[EXERCISE GOAL]: Please print all of the material below, word for word.

(Stored data)
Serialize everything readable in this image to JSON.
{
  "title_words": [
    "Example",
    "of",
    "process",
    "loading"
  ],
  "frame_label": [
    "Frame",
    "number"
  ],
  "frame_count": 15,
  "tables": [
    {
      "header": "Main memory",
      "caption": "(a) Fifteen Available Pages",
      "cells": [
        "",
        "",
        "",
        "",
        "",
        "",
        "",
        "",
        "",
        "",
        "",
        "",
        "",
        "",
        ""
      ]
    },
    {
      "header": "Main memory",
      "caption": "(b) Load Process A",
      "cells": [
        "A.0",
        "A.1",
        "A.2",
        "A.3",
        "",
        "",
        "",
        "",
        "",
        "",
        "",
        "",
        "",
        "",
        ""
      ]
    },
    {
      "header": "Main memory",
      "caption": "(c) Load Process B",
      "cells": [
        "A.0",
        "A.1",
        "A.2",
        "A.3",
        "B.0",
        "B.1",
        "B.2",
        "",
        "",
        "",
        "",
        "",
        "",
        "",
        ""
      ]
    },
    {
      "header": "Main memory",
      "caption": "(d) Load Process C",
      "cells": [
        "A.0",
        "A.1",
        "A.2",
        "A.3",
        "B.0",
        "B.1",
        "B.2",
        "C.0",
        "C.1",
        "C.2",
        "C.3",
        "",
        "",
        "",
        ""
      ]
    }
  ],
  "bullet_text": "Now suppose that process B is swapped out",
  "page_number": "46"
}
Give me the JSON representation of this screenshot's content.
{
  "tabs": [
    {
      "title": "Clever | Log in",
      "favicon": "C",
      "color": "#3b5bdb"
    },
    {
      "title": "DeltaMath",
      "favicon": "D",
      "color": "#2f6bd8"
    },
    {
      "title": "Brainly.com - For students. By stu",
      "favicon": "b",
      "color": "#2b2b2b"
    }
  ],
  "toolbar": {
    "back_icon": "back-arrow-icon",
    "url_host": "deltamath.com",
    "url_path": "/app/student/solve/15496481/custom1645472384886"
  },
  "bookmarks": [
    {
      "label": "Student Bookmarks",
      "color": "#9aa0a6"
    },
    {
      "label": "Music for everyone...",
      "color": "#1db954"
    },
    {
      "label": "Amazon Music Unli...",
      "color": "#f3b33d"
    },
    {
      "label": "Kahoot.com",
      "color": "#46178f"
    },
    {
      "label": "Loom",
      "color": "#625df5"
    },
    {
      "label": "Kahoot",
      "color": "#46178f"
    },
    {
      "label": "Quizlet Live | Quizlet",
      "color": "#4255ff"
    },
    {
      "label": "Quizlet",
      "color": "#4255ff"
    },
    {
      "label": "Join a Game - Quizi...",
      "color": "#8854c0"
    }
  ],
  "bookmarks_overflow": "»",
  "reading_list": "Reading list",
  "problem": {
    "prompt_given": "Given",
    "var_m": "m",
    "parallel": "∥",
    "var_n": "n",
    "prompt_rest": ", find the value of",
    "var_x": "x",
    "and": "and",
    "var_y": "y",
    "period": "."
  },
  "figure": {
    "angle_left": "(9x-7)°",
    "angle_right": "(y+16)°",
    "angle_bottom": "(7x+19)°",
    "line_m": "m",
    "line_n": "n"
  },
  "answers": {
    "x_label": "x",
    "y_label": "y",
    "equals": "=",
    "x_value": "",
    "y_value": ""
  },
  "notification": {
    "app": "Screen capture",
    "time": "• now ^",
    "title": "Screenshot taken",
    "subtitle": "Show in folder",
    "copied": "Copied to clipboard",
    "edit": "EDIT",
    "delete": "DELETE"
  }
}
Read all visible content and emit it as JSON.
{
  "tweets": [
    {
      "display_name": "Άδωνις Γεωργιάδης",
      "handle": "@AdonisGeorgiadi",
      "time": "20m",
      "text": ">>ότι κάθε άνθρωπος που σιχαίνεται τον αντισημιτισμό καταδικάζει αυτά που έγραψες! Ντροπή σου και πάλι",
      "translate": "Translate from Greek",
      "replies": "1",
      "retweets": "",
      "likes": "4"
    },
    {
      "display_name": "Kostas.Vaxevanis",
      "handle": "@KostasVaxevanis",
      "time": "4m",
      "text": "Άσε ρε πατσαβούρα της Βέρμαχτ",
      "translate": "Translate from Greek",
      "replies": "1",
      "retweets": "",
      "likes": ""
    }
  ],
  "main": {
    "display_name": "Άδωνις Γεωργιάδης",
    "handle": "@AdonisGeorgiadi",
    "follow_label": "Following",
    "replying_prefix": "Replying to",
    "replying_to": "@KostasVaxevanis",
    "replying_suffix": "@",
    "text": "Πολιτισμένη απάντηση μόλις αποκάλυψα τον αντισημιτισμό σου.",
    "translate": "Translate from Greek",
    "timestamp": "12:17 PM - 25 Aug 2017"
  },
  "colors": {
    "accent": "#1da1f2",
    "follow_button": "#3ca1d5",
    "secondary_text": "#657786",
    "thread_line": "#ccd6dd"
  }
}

[PROBLEM SOLUTION]:
Serialize everything readable in this image to JSON.
{
  "title_words": [
    "Example",
    "of",
    "process",
    "loading"
  ],
  "frame_label": [
    "Frame",
    "number"
  ],
  "frame_count": 15,
  "tables": [
    {
      "header": "Main memory",
      "caption": "(a) Fifteen Available Pages",
      "cells": [
        "",
        "",
        "",
        "",
        "",
        "",
        "",
        "",
        "",
        "",
        "",
        "",
        "",
        "",
        ""
      ]
    },
    {
      "header": "Main memory",
      "caption": "(b) Load Process A",
      "cells": [
        "A.0",
        "A.1",
        "A.2",
        "A.3",
        "",
        "",
        "",
        "",
        "",
        "",
        "",
        "",
        "",
        "",
        ""
      ]
    },
    {
      "header": "Main memory",
      "caption": "(c) Load Process B",
      "cells": [
        "A.0",
        "A.1",
        "A.2",
        "A.3",
        "B.0",
        "B.1",
        "B.2",
        "",
        "",
        "",
        "",
        "",
        "",
        "",
        ""
      ]
    },
    {
      "header": "Main memory",
      "caption": "(d) Load Process C",
      "cells": [
        "A.0",
        "A.1",
        "A.2",
        "A.3",
        "B.0",
        "B.1",
        "B.2",
        "C.0",
        "C.1",
        "C.2",
        "C.3",
        "",
        "",
        "",
        ""
      ]
    }
  ],
  "bullet_text": "Now suppose that process B is swapped out",
  "page_number": "46"
}
Give me the JSON representation of this screenshot's content.
{
  "tabs": [
    {
      "title": "Clever | Log in",
      "favicon": "C",
      "color": "#3b5bdb"
    },
    {
      "title": "DeltaMath",
      "favicon": "D",
      "color": "#2f6bd8"
    },
    {
      "title": "Brainly.com - For students. By stu",
      "favicon": "b",
      "color": "#2b2b2b"
    }
  ],
  "toolbar": {
    "back_icon": "back-arrow-icon",
    "url_host": "deltamath.com",
    "url_path": "/app/student/solve/15496481/custom1645472384886"
  },
  "bookmarks": [
    {
      "label": "Student Bookmarks",
      "color": "#9aa0a6"
    },
    {
      "label": "Music for everyone...",
      "color": "#1db954"
    },
    {
      "label": "Amazon Music Unli...",
      "color": "#f3b33d"
    },
    {
      "label": "Kahoot.com",
      "color": "#46178f"
    },
    {
      "label": "Loom",
      "color": "#625df5"
    },
    {
      "label": "Kahoot",
      "color": "#46178f"
    },
    {
      "label": "Quizlet Live | Quizlet",
      "color": "#4255ff"
    },
    {
      "label": "Quizlet",
      "color": "#4255ff"
    },
    {
      "label": "Join a Game - Quizi...",
      "color": "#8854c0"
    }
  ],
  "bookmarks_overflow": "»",
  "reading_list": "Reading list",
  "problem": {
    "prompt_given": "Given",
    "var_m": "m",
    "parallel": "∥",
    "var_n": "n",
    "prompt_rest": ", find the value of",
    "var_x": "x",
    "and": "and",
    "var_y": "y",
    "period": "."
  },
  "figure": {
    "angle_left": "(9x-7)°",
    "angle_right": "(y+16)°",
    "angle_bottom": "(7x+19)°",
    "line_m": "m",
    "line_n": "n"
  },
  "answers": {
    "x_label": "x",
    "y_label": "y",
    "equals": "=",
    "x_value": "",
    "y_value": ""
  },
  "notification": {
    "app": "Screen capture",
    "time": "• now ^",
    "title": "Screenshot taken",
    "subtitle": "Show in folder",
    "copied": "Copied to clipboard",
    "edit": "EDIT",
    "delete": "DELETE"
  }
}
Read all visible content and emit it as JSON.
{
  "tweets": [
    {
      "display_name": "Άδωνις Γεωργιάδης",
      "handle": "@AdonisGeorgiadi",
      "time": "20m",
      "text": ">>ότι κάθε άνθρωπος που σιχαίνεται τον αντισημιτισμό καταδικάζει αυτά που έγραψες! Ντροπή σου και πάλι",
      "translate": "Translate from Greek",
      "replies": "1",
      "retweets": "",
      "likes": "4"
    },
    {
      "display_name": "Kostas.Vaxevanis",
      "handle": "@KostasVaxevanis",
      "time": "4m",
      "text": "Άσε ρε πατσαβούρα της Βέρμαχτ",
      "translate": "Translate from Greek",
      "replies": "1",
      "retweets": "",
      "likes": ""
    }
  ],
  "main": {
    "display_name": "Άδωνις Γεωργιάδης",
    "handle": "@AdonisGeorgiadi",
    "follow_label": "Following",
    "replying_prefix": "Replying to",
    "replying_to": "@KostasVaxevanis",
    "replying_suffix": "@",
    "text": "Πολιτισμένη απάντηση μόλις αποκάλυψα τον αντισημιτισμό σου.",
    "translate": "Translate from Greek",
    "timestamp": "12:17 PM - 25 Aug 2017"
  },
  "colors": {
    "accent": "#1da1f2",
    "follow_button": "#3ca1d5",
    "secondary_text": "#657786",
    "thread_line": "#ccd6dd"
  }
}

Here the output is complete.